▸ **Task requirements**
Would you return all of the material below line for line, unchanged and in the same order?

▸ **Extracted information**
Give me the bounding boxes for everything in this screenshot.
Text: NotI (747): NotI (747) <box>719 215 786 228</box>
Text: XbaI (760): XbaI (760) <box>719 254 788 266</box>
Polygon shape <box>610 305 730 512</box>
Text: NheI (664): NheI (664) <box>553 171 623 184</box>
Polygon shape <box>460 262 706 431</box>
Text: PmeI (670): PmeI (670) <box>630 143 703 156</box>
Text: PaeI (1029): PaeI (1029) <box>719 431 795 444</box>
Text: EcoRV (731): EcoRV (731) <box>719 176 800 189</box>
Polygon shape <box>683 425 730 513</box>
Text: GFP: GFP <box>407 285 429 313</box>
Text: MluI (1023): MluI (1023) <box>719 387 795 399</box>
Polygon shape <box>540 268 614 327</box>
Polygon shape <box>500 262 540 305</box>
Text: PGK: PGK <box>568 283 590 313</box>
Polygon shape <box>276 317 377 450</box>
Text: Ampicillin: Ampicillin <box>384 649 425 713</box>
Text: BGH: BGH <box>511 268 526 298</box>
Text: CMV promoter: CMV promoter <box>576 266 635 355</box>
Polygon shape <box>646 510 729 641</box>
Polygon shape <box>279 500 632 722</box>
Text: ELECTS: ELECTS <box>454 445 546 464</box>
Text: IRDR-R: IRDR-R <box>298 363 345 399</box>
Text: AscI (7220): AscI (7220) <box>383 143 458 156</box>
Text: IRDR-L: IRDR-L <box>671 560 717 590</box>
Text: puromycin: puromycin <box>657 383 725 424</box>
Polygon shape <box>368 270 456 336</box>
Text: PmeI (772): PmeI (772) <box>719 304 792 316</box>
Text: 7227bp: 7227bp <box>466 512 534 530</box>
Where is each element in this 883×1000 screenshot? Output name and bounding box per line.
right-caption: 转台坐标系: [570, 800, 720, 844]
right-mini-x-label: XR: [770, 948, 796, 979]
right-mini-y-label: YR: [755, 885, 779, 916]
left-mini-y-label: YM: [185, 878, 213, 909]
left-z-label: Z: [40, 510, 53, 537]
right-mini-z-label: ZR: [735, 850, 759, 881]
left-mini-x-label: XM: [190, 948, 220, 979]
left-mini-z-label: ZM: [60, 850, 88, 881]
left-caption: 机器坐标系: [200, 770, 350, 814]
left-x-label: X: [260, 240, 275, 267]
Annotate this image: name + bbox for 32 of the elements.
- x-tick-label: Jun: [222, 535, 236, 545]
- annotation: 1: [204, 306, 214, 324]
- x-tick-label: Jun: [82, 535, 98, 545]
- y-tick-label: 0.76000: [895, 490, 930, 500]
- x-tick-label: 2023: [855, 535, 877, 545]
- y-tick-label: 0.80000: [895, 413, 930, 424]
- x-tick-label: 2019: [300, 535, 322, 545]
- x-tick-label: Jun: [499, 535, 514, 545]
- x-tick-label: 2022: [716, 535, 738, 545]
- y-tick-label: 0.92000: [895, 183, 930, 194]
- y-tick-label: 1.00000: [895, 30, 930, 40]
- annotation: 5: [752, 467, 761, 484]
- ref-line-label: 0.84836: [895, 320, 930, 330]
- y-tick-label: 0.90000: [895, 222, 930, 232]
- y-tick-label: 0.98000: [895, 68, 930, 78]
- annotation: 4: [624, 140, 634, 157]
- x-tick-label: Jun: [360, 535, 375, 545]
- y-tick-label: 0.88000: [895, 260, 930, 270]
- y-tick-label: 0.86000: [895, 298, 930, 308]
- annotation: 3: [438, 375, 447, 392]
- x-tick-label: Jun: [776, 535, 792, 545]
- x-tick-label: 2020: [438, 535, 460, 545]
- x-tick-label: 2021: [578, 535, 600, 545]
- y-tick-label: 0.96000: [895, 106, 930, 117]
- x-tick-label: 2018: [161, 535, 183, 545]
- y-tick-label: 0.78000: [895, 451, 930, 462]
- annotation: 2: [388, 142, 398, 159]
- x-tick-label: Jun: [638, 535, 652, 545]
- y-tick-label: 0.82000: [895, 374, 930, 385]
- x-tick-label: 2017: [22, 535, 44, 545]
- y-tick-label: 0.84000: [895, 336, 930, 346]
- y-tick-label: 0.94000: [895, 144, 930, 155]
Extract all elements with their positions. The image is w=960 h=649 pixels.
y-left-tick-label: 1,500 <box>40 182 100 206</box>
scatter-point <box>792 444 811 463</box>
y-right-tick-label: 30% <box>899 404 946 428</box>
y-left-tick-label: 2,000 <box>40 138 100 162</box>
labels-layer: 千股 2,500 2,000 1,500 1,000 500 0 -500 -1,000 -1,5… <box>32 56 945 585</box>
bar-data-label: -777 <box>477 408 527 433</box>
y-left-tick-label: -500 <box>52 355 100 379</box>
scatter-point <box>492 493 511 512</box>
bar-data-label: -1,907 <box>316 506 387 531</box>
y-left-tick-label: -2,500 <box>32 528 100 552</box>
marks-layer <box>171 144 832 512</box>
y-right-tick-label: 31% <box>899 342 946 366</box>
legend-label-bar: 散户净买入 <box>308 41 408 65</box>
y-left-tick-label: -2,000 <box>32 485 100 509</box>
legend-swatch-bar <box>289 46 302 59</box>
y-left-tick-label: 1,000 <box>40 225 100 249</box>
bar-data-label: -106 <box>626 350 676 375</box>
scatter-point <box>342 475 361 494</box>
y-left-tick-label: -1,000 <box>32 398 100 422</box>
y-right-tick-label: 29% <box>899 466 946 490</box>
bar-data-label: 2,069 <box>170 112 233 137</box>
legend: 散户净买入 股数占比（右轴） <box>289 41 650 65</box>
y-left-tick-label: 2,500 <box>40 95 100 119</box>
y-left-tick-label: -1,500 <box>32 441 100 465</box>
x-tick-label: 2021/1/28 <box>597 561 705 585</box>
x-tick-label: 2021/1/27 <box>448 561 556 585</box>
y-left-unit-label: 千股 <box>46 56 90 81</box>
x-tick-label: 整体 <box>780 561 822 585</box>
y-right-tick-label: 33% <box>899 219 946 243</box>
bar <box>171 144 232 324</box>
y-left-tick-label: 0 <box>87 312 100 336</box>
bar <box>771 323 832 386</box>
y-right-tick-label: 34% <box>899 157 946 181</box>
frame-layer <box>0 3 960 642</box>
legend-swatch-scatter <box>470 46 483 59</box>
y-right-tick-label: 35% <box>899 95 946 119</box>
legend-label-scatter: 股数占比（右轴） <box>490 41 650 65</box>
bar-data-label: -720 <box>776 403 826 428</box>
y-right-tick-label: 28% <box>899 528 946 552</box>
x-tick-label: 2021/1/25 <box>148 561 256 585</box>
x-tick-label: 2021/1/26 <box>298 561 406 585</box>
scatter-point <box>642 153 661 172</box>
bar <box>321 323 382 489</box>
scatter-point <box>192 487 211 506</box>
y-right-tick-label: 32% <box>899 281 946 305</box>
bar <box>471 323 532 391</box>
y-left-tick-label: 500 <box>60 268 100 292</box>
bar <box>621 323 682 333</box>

▸ **Exercise result**
Give me the bounding boxes for everything in this screenshot.
Text: NotI (747): NotI (747) <box>719 215 786 228</box>
Text: XbaI (760): XbaI (760) <box>719 254 788 266</box>
Polygon shape <box>610 305 730 512</box>
Text: NheI (664): NheI (664) <box>553 171 623 184</box>
Polygon shape <box>460 262 706 431</box>
Text: PmeI (670): PmeI (670) <box>630 143 703 156</box>
Text: PaeI (1029): PaeI (1029) <box>719 431 795 444</box>
Text: EcoRV (731): EcoRV (731) <box>719 176 800 189</box>
Polygon shape <box>683 425 730 513</box>
Text: GFP: GFP <box>407 285 429 313</box>
Text: MluI (1023): MluI (1023) <box>719 387 795 399</box>
Polygon shape <box>540 268 614 327</box>
Polygon shape <box>500 262 540 305</box>
Text: PGK: PGK <box>568 283 590 313</box>
Polygon shape <box>276 317 377 450</box>
Text: Ampicillin: Ampicillin <box>384 649 425 713</box>
Text: BGH: BGH <box>511 268 526 298</box>
Text: CMV promoter: CMV promoter <box>576 266 635 355</box>
Polygon shape <box>646 510 729 641</box>
Polygon shape <box>279 500 632 722</box>
Text: ELECTS: ELECTS <box>454 445 546 464</box>
Text: IRDR-R: IRDR-R <box>298 363 345 399</box>
Text: AscI (7220): AscI (7220) <box>383 143 458 156</box>
Text: IRDR-L: IRDR-L <box>671 560 717 590</box>
Text: puromycin: puromycin <box>657 383 725 424</box>
Polygon shape <box>368 270 456 336</box>
Text: PmeI (772): PmeI (772) <box>719 304 792 316</box>
Text: 7227bp: 7227bp <box>466 512 534 530</box>
Where is each element in this 883×1000 screenshot? Output name and bounding box per line.
right-caption: 转台坐标系: [570, 800, 720, 844]
right-mini-x-label: XR: [770, 948, 796, 979]
right-mini-y-label: YR: [755, 885, 779, 916]
left-mini-y-label: YM: [185, 878, 213, 909]
left-z-label: Z: [40, 510, 53, 537]
right-mini-z-label: ZR: [735, 850, 759, 881]
left-mini-x-label: XM: [190, 948, 220, 979]
left-mini-z-label: ZM: [60, 850, 88, 881]
left-caption: 机器坐标系: [200, 770, 350, 814]
left-x-label: X: [260, 240, 275, 267]
Annotate this image: name + bbox for 32 of the elements.
- x-tick-label: Jun: [222, 535, 236, 545]
- annotation: 1: [204, 306, 214, 324]
- x-tick-label: Jun: [82, 535, 98, 545]
- y-tick-label: 0.76000: [895, 490, 930, 500]
- x-tick-label: 2023: [855, 535, 877, 545]
- y-tick-label: 0.80000: [895, 413, 930, 424]
- x-tick-label: 2019: [300, 535, 322, 545]
- x-tick-label: Jun: [499, 535, 514, 545]
- x-tick-label: 2022: [716, 535, 738, 545]
- y-tick-label: 0.92000: [895, 183, 930, 194]
- y-tick-label: 1.00000: [895, 30, 930, 40]
- annotation: 5: [752, 467, 761, 484]
- ref-line-label: 0.84836: [895, 320, 930, 330]
- y-tick-label: 0.90000: [895, 222, 930, 232]
- y-tick-label: 0.98000: [895, 68, 930, 78]
- annotation: 4: [624, 140, 634, 157]
- x-tick-label: Jun: [360, 535, 375, 545]
- y-tick-label: 0.88000: [895, 260, 930, 270]
- y-tick-label: 0.86000: [895, 298, 930, 308]
- annotation: 3: [438, 375, 447, 392]
- x-tick-label: Jun: [776, 535, 792, 545]
- x-tick-label: 2020: [438, 535, 460, 545]
- x-tick-label: 2021: [578, 535, 600, 545]
- y-tick-label: 0.96000: [895, 106, 930, 117]
- x-tick-label: 2018: [161, 535, 183, 545]
- y-tick-label: 0.78000: [895, 451, 930, 462]
- annotation: 2: [388, 142, 398, 159]
- x-tick-label: Jun: [638, 535, 652, 545]
- y-tick-label: 0.82000: [895, 374, 930, 385]
- x-tick-label: 2017: [22, 535, 44, 545]
- y-tick-label: 0.84000: [895, 336, 930, 346]
- y-tick-label: 0.94000: [895, 144, 930, 155]
Extract all elements with their positions. The image is w=960 h=649 pixels.
y-left-tick-label: 1,500 <box>40 182 100 206</box>
scatter-point <box>792 444 811 463</box>
y-right-tick-label: 30% <box>899 404 946 428</box>
y-left-tick-label: 2,000 <box>40 138 100 162</box>
labels-layer: 千股 2,500 2,000 1,500 1,000 500 0 -500 -1,000 -1,5… <box>32 56 945 585</box>
bar-data-label: -777 <box>477 408 527 433</box>
y-left-tick-label: -500 <box>52 355 100 379</box>
scatter-point <box>492 493 511 512</box>
bar-data-label: -1,907 <box>316 506 387 531</box>
y-left-tick-label: -2,500 <box>32 528 100 552</box>
marks-layer <box>171 144 832 512</box>
y-right-tick-label: 31% <box>899 342 946 366</box>
legend-label-bar: 散户净买入 <box>308 41 408 65</box>
y-left-tick-label: -2,000 <box>32 485 100 509</box>
legend-swatch-bar <box>289 46 302 59</box>
y-left-tick-label: 1,000 <box>40 225 100 249</box>
bar-data-label: -106 <box>626 350 676 375</box>
scatter-point <box>342 475 361 494</box>
y-left-tick-label: -1,000 <box>32 398 100 422</box>
y-right-tick-label: 29% <box>899 466 946 490</box>
bar-data-label: 2,069 <box>170 112 233 137</box>
legend: 散户净买入 股数占比（右轴） <box>289 41 650 65</box>
y-left-tick-label: 2,500 <box>40 95 100 119</box>
y-left-tick-label: -1,500 <box>32 441 100 465</box>
x-tick-label: 2021/1/28 <box>597 561 705 585</box>
x-tick-label: 2021/1/27 <box>448 561 556 585</box>
y-left-unit-label: 千股 <box>46 56 90 81</box>
x-tick-label: 整体 <box>780 561 822 585</box>
y-right-tick-label: 33% <box>899 219 946 243</box>
bar <box>171 144 232 324</box>
y-left-tick-label: 0 <box>87 312 100 336</box>
bar <box>771 323 832 386</box>
y-right-tick-label: 34% <box>899 157 946 181</box>
frame-layer <box>0 3 960 642</box>
legend-swatch-scatter <box>470 46 483 59</box>
y-right-tick-label: 35% <box>899 95 946 119</box>
legend-label-scatter: 股数占比（右轴） <box>490 41 650 65</box>
bar-data-label: -720 <box>776 403 826 428</box>
y-right-tick-label: 28% <box>899 528 946 552</box>
x-tick-label: 2021/1/25 <box>148 561 256 585</box>
x-tick-label: 2021/1/26 <box>298 561 406 585</box>
scatter-point <box>642 153 661 172</box>
bar <box>321 323 382 489</box>
scatter-point <box>192 487 211 506</box>
y-right-tick-label: 32% <box>899 281 946 305</box>
bar <box>471 323 532 391</box>
y-left-tick-label: 500 <box>60 268 100 292</box>
bar <box>621 323 682 333</box>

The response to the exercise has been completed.